What is needed — Omit all images. Transcribe the rest of the material below exactly.

Record extracts —
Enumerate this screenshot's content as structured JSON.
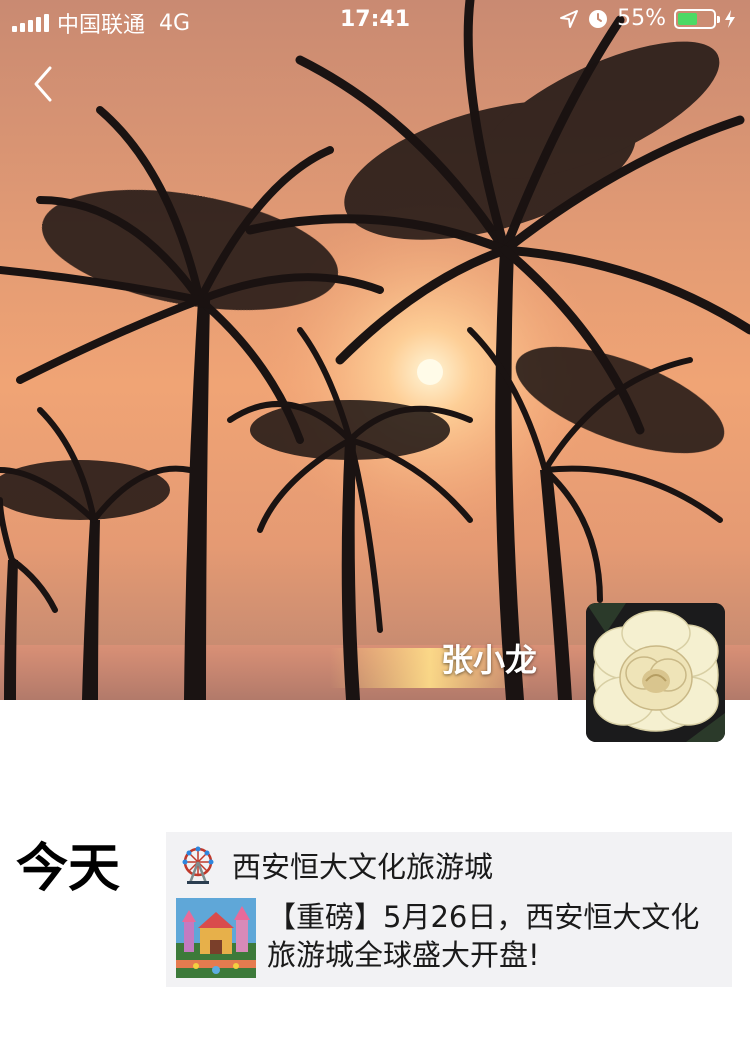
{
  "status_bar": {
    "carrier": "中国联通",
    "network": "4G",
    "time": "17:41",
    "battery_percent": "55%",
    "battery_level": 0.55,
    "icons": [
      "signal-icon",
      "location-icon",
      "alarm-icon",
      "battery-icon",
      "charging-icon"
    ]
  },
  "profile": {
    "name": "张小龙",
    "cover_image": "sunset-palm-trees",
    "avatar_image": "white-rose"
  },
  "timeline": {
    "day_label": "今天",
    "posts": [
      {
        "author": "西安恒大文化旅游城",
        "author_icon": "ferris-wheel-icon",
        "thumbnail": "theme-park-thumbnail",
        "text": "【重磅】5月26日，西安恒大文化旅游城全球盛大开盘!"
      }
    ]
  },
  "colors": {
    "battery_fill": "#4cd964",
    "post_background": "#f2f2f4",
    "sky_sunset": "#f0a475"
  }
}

Response below —
Enumerate this screenshot's content as structured JSON.
{
  "status_bar": {
    "carrier": "中国联通",
    "network": "4G",
    "time": "17:41",
    "battery_percent": "55%",
    "battery_level": 0.55,
    "icons": [
      "signal-icon",
      "location-icon",
      "alarm-icon",
      "battery-icon",
      "charging-icon"
    ]
  },
  "profile": {
    "name": "张小龙",
    "cover_image": "sunset-palm-trees",
    "avatar_image": "white-rose"
  },
  "timeline": {
    "day_label": "今天",
    "posts": [
      {
        "author": "西安恒大文化旅游城",
        "author_icon": "ferris-wheel-icon",
        "thumbnail": "theme-park-thumbnail",
        "text": "【重磅】5月26日，西安恒大文化旅游城全球盛大开盘!"
      }
    ]
  },
  "colors": {
    "battery_fill": "#4cd964",
    "post_background": "#f2f2f4",
    "sky_sunset": "#f0a475"
  }
}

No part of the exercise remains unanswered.